*WORK REQUIRED*: From the entries below, extract every line that includes the word "this".

# start of TASK INPUTS

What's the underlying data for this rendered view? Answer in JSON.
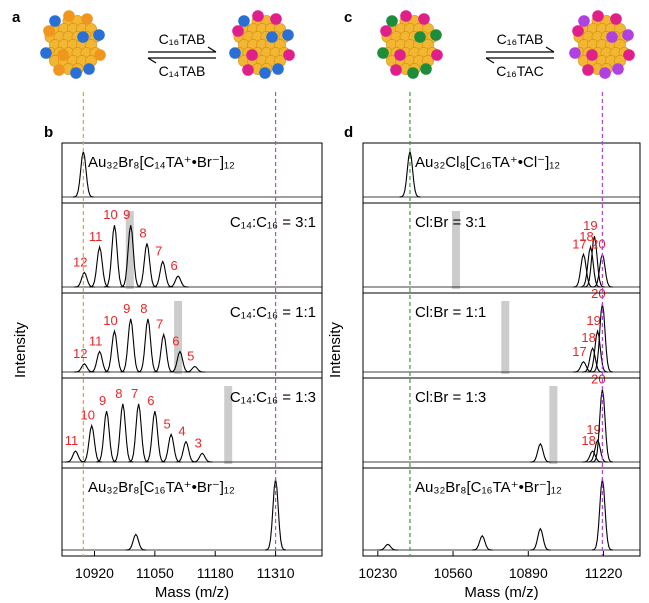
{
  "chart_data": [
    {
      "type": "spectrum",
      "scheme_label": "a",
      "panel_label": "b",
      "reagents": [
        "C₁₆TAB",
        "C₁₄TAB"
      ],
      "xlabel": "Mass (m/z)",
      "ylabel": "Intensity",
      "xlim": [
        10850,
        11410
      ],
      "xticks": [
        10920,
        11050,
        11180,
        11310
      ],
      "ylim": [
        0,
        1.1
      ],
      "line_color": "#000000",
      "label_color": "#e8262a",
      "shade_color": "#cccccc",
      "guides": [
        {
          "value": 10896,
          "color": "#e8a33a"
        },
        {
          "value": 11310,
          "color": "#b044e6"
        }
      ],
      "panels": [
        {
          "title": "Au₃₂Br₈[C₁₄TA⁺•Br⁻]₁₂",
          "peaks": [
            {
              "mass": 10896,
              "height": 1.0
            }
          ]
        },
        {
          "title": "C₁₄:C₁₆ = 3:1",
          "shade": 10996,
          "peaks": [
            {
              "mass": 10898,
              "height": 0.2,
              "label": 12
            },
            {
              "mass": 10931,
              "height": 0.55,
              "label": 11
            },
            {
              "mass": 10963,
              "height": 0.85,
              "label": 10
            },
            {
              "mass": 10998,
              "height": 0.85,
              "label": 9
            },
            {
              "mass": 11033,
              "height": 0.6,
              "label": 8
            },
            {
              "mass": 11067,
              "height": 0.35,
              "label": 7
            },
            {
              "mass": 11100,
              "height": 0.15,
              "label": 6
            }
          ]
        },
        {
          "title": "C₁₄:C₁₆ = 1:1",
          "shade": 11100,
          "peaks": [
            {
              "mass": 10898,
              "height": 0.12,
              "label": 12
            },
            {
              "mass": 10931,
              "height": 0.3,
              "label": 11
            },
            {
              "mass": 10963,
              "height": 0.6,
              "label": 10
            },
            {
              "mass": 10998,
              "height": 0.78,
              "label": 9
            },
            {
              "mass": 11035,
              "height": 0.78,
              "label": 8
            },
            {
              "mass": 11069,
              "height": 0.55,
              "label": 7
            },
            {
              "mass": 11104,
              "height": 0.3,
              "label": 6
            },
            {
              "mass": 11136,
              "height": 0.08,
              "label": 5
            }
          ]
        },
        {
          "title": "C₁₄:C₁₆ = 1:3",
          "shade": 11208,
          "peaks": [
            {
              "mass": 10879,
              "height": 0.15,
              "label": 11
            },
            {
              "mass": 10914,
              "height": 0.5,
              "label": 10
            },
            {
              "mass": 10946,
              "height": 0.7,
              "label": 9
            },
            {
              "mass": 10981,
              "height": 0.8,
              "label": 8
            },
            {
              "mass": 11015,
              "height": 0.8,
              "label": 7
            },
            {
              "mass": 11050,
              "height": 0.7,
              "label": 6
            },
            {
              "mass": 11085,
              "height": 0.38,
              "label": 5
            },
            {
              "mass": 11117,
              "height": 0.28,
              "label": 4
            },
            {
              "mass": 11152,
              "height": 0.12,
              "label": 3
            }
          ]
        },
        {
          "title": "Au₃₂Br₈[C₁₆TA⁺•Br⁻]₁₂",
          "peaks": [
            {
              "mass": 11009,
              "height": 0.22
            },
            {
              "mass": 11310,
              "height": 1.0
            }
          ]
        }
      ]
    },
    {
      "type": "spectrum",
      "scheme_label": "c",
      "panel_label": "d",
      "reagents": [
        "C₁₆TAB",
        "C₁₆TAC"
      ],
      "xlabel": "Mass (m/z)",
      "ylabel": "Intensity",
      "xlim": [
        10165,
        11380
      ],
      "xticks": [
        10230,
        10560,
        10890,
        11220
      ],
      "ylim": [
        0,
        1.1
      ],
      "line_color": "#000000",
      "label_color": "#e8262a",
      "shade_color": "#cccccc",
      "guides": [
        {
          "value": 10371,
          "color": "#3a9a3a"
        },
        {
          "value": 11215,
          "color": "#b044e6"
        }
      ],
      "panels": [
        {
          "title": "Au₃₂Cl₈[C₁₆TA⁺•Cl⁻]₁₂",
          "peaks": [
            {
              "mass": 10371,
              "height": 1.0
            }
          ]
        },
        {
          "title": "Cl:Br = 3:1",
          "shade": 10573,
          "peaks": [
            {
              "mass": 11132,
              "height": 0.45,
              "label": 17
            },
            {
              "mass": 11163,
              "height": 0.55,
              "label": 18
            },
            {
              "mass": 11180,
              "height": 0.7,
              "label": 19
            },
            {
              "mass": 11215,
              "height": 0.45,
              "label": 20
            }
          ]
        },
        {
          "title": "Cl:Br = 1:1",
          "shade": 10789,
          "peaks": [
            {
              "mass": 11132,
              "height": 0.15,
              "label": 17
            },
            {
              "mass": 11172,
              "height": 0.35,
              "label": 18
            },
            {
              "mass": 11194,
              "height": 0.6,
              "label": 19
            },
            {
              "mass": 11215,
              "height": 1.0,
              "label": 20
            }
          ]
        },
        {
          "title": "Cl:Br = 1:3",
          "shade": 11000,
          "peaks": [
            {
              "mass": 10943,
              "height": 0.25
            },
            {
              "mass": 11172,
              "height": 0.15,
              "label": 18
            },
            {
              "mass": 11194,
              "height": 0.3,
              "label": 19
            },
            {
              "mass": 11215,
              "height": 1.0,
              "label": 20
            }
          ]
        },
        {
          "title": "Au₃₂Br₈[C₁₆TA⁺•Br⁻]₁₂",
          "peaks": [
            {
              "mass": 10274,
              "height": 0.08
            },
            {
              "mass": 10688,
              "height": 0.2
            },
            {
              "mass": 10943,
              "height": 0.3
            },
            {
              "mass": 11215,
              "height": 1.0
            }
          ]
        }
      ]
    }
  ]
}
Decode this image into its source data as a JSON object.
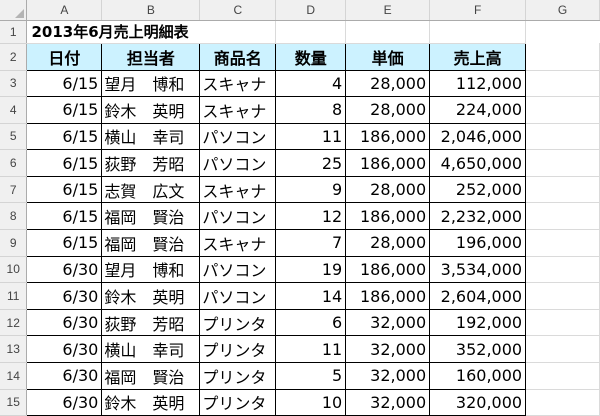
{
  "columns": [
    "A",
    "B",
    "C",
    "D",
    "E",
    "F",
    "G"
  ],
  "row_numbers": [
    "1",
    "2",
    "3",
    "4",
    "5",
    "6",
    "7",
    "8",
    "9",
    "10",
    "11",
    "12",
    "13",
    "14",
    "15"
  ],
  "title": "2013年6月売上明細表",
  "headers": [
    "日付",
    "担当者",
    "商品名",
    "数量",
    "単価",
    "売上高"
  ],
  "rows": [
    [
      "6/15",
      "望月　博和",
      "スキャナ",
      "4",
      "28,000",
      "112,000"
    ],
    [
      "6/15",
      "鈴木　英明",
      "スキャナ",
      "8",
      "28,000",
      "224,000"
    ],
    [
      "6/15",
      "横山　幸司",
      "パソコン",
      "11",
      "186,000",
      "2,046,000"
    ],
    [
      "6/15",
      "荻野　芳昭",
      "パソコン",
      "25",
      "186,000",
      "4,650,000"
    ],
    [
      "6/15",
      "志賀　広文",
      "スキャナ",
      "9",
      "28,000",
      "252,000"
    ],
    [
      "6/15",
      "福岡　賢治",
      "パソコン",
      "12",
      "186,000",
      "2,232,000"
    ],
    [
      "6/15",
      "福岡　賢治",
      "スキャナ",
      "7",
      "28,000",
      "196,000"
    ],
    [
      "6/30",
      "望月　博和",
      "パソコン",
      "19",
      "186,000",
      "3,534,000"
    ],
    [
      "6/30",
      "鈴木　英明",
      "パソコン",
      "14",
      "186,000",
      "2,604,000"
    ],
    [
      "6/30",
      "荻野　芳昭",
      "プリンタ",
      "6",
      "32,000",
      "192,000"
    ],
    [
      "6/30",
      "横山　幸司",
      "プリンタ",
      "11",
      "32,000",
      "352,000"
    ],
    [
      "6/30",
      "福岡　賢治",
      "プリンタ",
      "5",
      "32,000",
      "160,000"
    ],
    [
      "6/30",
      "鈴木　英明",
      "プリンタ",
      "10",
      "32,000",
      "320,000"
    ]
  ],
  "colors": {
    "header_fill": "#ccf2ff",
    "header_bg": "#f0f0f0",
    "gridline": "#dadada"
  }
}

# end of TASK INPUTS

*RESPONSE TO THE EXERCISE*:
What's the underlying data for this rendered view? Answer in JSON.
Decode this image into its source data as a JSON object.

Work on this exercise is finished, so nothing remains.